Problem 1:
Answer these from the PostgreSQL monitoring text below, one line each:
(a) What dead tuple ratio should trigger a VACUUM?
(b) What share of max_connections should connection utilization stay under?
(c) What partition size signals that the next archive should be planned?
Problem 2:
In the PostgreSQL monitoring text below, rewrite the script that begins "#!/bin/bash" as a short numbered list of what it does.
Problem 3:
Translate this sentence from the PostgreSQL monitoring text below into Spanish: "These metrics indicate when scaling actions are needed."

Provided text:
┄┄┄┄┄┄┄┄┄┄┄┄┄┄┄┄┄┄┄┄

Monitor for missing partitions

Add this check to your monitoring system (Prometheus alerting or cron):

#!/bin/bash
# check_audit_partitions.sh
# Alert if the next month's partition does not exist by the 25th

NEXT_MONTH=$(date -d "+1 month" +%Y_%m)
PARTITION="audit_events_${NEXT_MONTH}"

RESULT=$(docker exec bd-postgres-audit psql -U postgres -d auditdb -tAc "
SELECT COUNT(*) FROM pg_class c
JOIN pg_namespace n ON n.oid = c.relnamespace
WHERE n.nspname = 'audit' AND c.relname = '${PARTITION}';")

if [ "$RESULT" -eq "0" ]; then
  echo "ALERT: Missing audit partition for next month: ${PARTITION}"
  # Send to your alerting system (PagerDuty, Slack, email)
  exit 1
fi
echo "OK: Partition ${PARTITION} exists"
exit 0

Monitoring — key metrics to track

These metrics indicate when scaling actions are needed.

PostgreSQL — fhir

-- Connection utilisation (should be <80% of max_connections)
SELECT count(*) as active_connections,
       max_conn,
       round(100.0 * count(*) / max_conn, 1) as utilisation_pct
FROM pg_stat_activity, (SELECT setting::int as max_conn FROM pg_settings WHERE name='max_connections') mc
WHERE state = 'active'
GROUP BY max_conn;

-- Table bloat (trigger VACUUM if dead_tuple_ratio > 10%)
SELECT relname, n_live_tup, n_dead_tup,
       round(100.0 * n_dead_tup / NULLIF(n_live_tup + n_dead_tup, 0), 1) as dead_pct
FROM pg_stat_user_tables
WHERE relname IN ('hfj_resource', 'hfj_spidx_token', 'hfj_res_ver')
ORDER BY dead_pct DESC;

-- Index usage (trigger REINDEX if idx_scan is 0 for a non-new index)
SELECT relname, indexrelname, idx_scan, idx_tup_read
FROM pg_stat_user_indexes
WHERE relname LIKE 'hfj_%'
ORDER BY idx_scan ASC
LIMIT 10;

PostgreSQL — audit

-- Partition sizes (plan next archive when any partition exceeds 10GB)
SELECT
    c.relname as partition,
    pg_size_pretty(pg_relation_size(c.oid)) as size
FROM pg_class c
JOIN pg_inherits i ON i.inhrelid = c.oid
JOIN pg_class p ON p.oid = i.inhparent
JOIN pg_namespace n ON n.oid = p.relnamespace
WHERE n.nspname = 'audit' AND p.relname = 'audit_events'
ORDER BY c.relname DESC;

-- Rejection rate by vendor (flag vendors with >10% rejection rate)

┄┄┄┄┄┄┄┄┄┄┄┄┄┄┄┄┄┄┄┄

Excerpted data:

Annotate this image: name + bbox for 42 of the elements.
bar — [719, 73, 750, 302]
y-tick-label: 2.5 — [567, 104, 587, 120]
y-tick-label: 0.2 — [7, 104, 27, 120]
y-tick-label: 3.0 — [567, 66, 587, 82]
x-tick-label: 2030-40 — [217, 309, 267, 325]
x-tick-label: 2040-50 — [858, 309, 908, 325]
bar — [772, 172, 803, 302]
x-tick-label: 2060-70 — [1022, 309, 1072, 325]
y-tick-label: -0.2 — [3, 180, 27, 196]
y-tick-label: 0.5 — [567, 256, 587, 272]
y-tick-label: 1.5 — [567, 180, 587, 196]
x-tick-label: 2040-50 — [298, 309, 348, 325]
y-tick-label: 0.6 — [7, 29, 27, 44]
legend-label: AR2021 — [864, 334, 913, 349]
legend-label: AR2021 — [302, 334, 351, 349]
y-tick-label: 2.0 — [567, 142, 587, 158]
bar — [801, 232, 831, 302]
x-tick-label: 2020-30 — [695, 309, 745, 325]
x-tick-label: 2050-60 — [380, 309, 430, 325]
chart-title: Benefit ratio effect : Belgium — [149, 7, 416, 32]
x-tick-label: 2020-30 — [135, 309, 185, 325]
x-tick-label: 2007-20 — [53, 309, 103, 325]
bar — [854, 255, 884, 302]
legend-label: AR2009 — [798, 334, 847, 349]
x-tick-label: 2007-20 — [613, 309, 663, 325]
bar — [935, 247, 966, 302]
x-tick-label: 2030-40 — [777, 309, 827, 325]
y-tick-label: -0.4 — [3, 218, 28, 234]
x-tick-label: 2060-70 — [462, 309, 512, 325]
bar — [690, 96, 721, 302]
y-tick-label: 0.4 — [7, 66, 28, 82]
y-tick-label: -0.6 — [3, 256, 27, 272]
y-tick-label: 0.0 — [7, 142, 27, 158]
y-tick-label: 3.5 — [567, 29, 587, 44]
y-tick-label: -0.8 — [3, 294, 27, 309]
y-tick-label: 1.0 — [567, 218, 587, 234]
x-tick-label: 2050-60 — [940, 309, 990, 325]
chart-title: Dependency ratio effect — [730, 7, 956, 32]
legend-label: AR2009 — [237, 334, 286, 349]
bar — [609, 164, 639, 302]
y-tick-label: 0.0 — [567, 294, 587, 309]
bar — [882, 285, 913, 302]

┄┄┄┄┄┄┄┄┄┄┄┄┄┄┄┄┄┄┄┄

Exercise answer 1:
(a) More than 10%.
(b) Under 80%.
(c) Over 10GB.

Exercise answer 2:
1. Alerts if next month's audit partition does not exist by the 25th.
2. Builds the partition name audit_events_YYYY_MM from next month's date.
3. Runs psql in the bd-postgres-audit container as user postgres on database auditdb. It counts tables in the audit schema with that name.
4. If the count is 0, it prints an ALERT message naming the missing partition and exits with code 1.
5. Otherwise, it prints an OK message that the partition exists and exits with code 0.

Exercise answer 3:
Estas métricas indican cuándo se necesitan acciones de escalado.